- What to produce -
Exactly as they appear, copy the lines of the listing from the one containing "Output the text content of this document." through the final line, both included, and nothing else.

Records contained in a dataset:

+---+

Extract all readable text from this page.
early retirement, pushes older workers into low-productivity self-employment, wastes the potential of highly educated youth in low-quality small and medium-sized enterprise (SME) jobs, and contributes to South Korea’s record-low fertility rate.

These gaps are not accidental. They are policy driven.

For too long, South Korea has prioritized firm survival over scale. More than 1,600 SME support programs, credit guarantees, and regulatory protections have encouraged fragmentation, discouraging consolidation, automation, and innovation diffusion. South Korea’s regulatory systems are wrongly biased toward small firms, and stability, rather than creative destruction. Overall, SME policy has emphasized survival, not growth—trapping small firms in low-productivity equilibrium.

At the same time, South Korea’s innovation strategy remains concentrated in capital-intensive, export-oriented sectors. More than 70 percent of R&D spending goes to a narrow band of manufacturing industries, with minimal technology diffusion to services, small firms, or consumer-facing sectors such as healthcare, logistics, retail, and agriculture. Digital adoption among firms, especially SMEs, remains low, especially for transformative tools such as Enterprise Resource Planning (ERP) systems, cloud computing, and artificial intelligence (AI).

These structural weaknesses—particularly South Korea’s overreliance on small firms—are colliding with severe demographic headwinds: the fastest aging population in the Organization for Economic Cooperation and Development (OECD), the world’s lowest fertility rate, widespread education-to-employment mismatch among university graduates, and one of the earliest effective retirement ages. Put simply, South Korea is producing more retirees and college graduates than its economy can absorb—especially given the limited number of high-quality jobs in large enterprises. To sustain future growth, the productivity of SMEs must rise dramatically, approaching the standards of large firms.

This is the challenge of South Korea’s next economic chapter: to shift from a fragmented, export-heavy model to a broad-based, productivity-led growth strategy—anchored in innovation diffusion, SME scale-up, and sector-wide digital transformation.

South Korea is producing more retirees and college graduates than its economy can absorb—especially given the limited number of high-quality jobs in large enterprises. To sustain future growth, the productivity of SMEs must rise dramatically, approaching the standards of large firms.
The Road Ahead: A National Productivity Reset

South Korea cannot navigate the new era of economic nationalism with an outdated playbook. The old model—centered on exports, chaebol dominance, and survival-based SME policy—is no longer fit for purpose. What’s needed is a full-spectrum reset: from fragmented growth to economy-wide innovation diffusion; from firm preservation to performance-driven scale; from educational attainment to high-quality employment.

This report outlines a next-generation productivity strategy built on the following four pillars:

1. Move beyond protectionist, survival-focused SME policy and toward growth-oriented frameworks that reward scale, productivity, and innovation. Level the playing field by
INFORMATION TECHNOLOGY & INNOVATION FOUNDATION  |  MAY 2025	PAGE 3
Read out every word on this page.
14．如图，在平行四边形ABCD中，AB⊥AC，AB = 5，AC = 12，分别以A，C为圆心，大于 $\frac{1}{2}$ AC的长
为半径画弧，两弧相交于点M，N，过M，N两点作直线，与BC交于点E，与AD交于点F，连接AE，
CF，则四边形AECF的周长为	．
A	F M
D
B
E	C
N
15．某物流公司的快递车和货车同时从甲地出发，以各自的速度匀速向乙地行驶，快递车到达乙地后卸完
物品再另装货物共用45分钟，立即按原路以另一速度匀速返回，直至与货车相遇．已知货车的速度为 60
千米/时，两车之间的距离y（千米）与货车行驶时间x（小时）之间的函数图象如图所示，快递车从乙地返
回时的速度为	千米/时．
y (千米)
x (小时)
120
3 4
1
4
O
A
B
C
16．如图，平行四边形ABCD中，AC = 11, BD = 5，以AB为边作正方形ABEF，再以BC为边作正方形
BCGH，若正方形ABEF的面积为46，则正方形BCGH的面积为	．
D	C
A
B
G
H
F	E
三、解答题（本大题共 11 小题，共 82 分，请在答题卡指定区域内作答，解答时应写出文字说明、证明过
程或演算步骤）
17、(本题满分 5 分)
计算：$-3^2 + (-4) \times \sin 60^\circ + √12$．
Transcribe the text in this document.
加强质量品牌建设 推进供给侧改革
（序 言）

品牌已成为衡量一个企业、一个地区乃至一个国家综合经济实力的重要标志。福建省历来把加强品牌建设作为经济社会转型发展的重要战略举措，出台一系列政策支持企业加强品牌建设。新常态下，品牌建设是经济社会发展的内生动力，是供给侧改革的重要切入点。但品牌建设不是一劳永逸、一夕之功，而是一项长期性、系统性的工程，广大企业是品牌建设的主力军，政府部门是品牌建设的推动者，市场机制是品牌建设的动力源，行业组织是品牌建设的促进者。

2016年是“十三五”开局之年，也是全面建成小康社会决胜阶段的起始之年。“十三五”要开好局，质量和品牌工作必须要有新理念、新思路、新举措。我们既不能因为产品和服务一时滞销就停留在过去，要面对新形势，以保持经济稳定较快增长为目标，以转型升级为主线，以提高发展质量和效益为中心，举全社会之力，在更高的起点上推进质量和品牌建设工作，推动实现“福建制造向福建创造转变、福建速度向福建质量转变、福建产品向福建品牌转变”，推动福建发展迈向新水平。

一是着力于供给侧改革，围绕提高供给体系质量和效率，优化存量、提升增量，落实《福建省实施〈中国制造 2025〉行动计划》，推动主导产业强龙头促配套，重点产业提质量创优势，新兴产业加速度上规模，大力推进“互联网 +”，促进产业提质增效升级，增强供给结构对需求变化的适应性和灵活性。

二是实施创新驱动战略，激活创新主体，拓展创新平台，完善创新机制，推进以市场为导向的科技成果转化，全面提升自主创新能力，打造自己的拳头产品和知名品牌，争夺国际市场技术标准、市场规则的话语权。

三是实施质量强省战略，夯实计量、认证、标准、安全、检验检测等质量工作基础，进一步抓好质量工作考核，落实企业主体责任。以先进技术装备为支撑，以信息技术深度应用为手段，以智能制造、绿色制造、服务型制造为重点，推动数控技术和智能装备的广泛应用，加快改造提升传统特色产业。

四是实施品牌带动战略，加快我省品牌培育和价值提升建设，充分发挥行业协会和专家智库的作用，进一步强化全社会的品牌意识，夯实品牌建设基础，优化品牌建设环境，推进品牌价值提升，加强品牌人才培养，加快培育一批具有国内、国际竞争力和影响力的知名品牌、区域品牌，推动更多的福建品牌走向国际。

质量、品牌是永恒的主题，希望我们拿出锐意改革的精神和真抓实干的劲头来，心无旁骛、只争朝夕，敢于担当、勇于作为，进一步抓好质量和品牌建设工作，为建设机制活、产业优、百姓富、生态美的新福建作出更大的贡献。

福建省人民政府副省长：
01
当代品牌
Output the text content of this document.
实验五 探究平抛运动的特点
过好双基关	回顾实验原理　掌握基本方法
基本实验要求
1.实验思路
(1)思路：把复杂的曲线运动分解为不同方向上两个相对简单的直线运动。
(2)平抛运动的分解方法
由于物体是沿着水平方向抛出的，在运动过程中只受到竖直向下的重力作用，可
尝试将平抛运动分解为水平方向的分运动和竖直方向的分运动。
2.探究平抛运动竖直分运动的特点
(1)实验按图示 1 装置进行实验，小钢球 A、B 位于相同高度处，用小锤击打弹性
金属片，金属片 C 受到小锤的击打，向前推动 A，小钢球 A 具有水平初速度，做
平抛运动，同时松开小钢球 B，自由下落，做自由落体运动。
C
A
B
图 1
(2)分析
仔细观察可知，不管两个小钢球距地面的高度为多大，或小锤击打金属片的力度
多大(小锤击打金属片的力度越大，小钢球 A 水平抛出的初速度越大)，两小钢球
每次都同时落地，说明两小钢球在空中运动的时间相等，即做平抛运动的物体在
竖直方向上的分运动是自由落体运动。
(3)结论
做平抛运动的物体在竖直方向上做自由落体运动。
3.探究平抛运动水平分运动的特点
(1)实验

+---+

- Solution for this task -
Output the text content of this document.
实验五 探究平抛运动的特点
过好双基关	回顾实验原理　掌握基本方法
基本实验要求
1.实验思路
(1)思路：把复杂的曲线运动分解为不同方向上两个相对简单的直线运动。
(2)平抛运动的分解方法
由于物体是沿着水平方向抛出的，在运动过程中只受到竖直向下的重力作用，可
尝试将平抛运动分解为水平方向的分运动和竖直方向的分运动。
2.探究平抛运动竖直分运动的特点
(1)实验按图示 1 装置进行实验，小钢球 A、B 位于相同高度处，用小锤击打弹性
金属片，金属片 C 受到小锤的击打，向前推动 A，小钢球 A 具有水平初速度，做
平抛运动，同时松开小钢球 B，自由下落，做自由落体运动。
C
A
B
图 1
(2)分析
仔细观察可知，不管两个小钢球距地面的高度为多大，或小锤击打金属片的力度
多大(小锤击打金属片的力度越大，小钢球 A 水平抛出的初速度越大)，两小钢球
每次都同时落地，说明两小钢球在空中运动的时间相等，即做平抛运动的物体在
竖直方向上的分运动是自由落体运动。
(3)结论
做平抛运动的物体在竖直方向上做自由落体运动。
3.探究平抛运动水平分运动的特点
(1)实验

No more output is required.